**What to work on**
In the records below, locate the line containing "Extract all readable text from this page."; output that line and every following line through the last, exactly.

Collected data entries:
++++++++++
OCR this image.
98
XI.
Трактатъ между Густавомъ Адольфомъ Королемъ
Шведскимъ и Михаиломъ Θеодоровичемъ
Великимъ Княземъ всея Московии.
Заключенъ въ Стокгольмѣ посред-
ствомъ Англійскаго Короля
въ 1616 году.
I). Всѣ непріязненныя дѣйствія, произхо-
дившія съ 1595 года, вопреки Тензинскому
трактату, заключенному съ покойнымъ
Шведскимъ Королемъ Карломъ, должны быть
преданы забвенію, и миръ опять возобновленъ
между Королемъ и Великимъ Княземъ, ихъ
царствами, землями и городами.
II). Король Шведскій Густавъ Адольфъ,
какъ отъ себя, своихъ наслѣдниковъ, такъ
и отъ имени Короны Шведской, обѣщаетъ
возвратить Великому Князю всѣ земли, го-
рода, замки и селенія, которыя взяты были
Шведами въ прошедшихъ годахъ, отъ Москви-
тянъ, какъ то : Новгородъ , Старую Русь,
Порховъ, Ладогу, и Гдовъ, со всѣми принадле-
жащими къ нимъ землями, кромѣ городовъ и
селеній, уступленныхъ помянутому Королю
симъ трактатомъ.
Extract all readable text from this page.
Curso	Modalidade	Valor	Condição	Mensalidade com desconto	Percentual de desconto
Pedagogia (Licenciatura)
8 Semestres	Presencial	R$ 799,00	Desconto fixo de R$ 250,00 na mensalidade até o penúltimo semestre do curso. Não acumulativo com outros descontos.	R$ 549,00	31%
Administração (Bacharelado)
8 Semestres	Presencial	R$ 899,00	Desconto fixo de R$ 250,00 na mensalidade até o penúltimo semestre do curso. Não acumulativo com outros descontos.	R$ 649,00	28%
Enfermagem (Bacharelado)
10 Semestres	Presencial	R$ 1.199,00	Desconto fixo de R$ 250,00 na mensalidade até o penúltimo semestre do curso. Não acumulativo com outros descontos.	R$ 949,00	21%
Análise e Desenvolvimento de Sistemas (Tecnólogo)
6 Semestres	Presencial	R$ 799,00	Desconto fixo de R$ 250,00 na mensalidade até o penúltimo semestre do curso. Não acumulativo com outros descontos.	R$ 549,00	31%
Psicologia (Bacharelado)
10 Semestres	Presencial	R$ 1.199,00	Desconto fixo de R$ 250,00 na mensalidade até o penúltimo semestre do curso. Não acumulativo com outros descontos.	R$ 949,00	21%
++++++++++
**The output**
Extract all readable text from this page.
Curso	Modalidade	Valor	Condição	Mensalidade com desconto	Percentual de desconto
Pedagogia (Licenciatura)
8 Semestres	Presencial	R$ 799,00	Desconto fixo de R$ 250,00 na mensalidade até o penúltimo semestre do curso. Não acumulativo com outros descontos.	R$ 549,00	31%
Administração (Bacharelado)
8 Semestres	Presencial	R$ 899,00	Desconto fixo de R$ 250,00 na mensalidade até o penúltimo semestre do curso. Não acumulativo com outros descontos.	R$ 649,00	28%
Enfermagem (Bacharelado)
10 Semestres	Presencial	R$ 1.199,00	Desconto fixo de R$ 250,00 na mensalidade até o penúltimo semestre do curso. Não acumulativo com outros descontos.	R$ 949,00	21%
Análise e Desenvolvimento de Sistemas (Tecnólogo)
6 Semestres	Presencial	R$ 799,00	Desconto fixo de R$ 250,00 na mensalidade até o penúltimo semestre do curso. Não acumulativo com outros descontos.	R$ 549,00	31%
Psicologia (Bacharelado)
10 Semestres	Presencial	R$ 1.199,00	Desconto fixo de R$ 250,00 na mensalidade até o penúltimo semestre do curso. Não acumulativo com outros descontos.	R$ 949,00	21%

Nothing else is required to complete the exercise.